TASK DESCRIPTION: Copy out exactly the lines from the one containing "What's the underlying" to the end of the records below, both included, and nothing else.

--- MATERIAL FOR THIS TASK ---

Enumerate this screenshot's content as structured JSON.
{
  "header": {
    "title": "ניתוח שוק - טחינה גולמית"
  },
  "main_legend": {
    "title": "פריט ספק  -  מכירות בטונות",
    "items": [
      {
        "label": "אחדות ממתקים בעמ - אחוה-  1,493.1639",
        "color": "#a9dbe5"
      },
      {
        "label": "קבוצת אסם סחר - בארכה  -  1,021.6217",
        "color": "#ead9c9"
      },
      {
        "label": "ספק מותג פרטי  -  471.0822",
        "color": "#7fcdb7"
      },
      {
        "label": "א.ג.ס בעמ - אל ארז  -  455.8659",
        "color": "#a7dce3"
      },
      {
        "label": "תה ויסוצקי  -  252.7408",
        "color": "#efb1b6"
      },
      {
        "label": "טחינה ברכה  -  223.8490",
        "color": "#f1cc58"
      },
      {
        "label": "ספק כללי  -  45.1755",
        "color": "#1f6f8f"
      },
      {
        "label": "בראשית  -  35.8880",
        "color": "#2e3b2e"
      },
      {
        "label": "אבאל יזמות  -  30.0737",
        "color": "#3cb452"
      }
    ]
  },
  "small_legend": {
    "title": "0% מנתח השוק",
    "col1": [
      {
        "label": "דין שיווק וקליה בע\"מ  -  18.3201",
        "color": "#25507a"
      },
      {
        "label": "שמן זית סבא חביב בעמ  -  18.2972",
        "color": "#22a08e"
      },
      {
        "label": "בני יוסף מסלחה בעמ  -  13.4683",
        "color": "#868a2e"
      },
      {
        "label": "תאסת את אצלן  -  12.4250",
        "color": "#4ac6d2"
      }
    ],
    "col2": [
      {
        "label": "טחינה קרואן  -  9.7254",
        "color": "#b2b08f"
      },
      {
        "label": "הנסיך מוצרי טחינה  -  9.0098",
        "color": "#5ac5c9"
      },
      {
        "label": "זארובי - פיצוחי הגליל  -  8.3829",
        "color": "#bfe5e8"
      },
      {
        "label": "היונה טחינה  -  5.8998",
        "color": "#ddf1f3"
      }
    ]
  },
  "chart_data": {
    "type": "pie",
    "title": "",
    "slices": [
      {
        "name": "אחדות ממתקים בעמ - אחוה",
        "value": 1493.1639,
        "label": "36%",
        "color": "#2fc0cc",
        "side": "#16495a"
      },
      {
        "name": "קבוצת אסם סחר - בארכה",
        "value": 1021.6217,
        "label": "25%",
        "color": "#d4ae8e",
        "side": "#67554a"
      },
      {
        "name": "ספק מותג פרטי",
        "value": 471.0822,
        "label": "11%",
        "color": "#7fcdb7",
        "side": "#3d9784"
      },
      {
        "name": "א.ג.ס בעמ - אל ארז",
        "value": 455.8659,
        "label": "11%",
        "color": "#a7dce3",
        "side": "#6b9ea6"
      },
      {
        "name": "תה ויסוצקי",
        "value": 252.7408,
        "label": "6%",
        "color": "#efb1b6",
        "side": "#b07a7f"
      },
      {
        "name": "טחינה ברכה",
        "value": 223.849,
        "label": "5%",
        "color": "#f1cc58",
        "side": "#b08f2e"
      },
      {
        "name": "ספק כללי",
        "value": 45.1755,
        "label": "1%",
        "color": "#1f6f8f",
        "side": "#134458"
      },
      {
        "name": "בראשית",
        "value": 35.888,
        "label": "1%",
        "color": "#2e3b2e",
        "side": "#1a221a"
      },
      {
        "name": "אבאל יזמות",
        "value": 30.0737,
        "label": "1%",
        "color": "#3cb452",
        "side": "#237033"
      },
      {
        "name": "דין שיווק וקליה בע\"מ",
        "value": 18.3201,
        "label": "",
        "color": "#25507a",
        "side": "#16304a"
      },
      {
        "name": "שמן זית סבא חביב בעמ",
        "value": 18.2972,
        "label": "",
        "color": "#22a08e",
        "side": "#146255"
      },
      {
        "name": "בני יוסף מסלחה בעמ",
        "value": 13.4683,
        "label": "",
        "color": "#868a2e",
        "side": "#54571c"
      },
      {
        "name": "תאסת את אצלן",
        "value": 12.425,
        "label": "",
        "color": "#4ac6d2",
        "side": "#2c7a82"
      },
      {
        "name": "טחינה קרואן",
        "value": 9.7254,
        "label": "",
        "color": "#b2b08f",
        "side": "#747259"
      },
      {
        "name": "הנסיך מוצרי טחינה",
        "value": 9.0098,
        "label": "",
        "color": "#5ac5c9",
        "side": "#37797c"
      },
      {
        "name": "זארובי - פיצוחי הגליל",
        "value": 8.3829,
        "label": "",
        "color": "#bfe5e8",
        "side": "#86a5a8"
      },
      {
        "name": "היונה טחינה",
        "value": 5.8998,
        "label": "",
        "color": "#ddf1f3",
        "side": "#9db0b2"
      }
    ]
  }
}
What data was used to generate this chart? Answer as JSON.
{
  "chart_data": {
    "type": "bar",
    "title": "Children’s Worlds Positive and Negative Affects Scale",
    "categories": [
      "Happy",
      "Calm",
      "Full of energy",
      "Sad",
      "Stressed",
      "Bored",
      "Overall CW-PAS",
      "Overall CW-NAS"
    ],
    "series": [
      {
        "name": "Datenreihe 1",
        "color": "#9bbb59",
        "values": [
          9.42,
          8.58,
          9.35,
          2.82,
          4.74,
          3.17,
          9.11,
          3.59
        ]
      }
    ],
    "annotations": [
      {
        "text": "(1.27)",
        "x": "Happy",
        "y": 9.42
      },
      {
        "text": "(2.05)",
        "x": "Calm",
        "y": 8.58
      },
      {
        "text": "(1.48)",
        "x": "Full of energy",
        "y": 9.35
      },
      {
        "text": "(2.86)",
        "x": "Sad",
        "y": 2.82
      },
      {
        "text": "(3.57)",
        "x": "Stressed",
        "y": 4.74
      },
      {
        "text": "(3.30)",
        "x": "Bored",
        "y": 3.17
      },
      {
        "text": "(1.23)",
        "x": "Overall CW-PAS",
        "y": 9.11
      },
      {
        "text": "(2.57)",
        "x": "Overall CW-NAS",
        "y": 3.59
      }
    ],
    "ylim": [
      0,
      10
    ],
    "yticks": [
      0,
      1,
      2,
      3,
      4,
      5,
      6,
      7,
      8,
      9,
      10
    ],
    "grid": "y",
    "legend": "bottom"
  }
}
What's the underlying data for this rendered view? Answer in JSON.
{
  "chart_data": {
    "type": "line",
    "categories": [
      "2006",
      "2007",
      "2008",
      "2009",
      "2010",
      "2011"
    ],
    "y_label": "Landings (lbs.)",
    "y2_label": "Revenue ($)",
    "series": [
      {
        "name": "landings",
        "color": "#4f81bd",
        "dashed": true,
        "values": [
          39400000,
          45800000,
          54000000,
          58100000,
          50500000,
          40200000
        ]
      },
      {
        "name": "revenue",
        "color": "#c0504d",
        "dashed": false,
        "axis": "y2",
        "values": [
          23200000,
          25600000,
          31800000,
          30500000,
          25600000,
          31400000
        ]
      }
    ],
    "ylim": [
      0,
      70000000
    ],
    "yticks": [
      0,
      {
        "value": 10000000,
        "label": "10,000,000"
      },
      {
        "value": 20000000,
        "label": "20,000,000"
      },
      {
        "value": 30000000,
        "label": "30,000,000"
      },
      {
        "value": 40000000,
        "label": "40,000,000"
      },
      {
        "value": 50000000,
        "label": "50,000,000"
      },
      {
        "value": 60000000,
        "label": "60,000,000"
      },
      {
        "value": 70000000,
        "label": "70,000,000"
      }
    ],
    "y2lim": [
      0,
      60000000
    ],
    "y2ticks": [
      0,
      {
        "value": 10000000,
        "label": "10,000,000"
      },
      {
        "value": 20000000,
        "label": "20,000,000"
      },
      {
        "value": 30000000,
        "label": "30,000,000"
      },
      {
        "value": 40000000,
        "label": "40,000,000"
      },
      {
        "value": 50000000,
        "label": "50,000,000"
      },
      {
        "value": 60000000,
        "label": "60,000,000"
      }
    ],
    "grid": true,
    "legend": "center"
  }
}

---

TASK OUTPUT:
What's the underlying data for this rendered view? Answer in JSON.
{
  "chart_data": {
    "type": "line",
    "categories": [
      "2006",
      "2007",
      "2008",
      "2009",
      "2010",
      "2011"
    ],
    "y_label": "Landings (lbs.)",
    "y2_label": "Revenue ($)",
    "series": [
      {
        "name": "landings",
        "color": "#4f81bd",
        "dashed": true,
        "values": [
          39400000,
          45800000,
          54000000,
          58100000,
          50500000,
          40200000
        ]
      },
      {
        "name": "revenue",
        "color": "#c0504d",
        "dashed": false,
        "axis": "y2",
        "values": [
          23200000,
          25600000,
          31800000,
          30500000,
          25600000,
          31400000
        ]
      }
    ],
    "ylim": [
      0,
      70000000
    ],
    "yticks": [
      0,
      {
        "value": 10000000,
        "label": "10,000,000"
      },
      {
        "value": 20000000,
        "label": "20,000,000"
      },
      {
        "value": 30000000,
        "label": "30,000,000"
      },
      {
        "value": 40000000,
        "label": "40,000,000"
      },
      {
        "value": 50000000,
        "label": "50,000,000"
      },
      {
        "value": 60000000,
        "label": "60,000,000"
      },
      {
        "value": 70000000,
        "label": "70,000,000"
      }
    ],
    "y2lim": [
      0,
      60000000
    ],
    "y2ticks": [
      0,
      {
        "value": 10000000,
        "label": "10,000,000"
      },
      {
        "value": 20000000,
        "label": "20,000,000"
      },
      {
        "value": 30000000,
        "label": "30,000,000"
      },
      {
        "value": 40000000,
        "label": "40,000,000"
      },
      {
        "value": 50000000,
        "label": "50,000,000"
      },
      {
        "value": 60000000,
        "label": "60,000,000"
      }
    ],
    "grid": true,
    "legend": "center"
  }
}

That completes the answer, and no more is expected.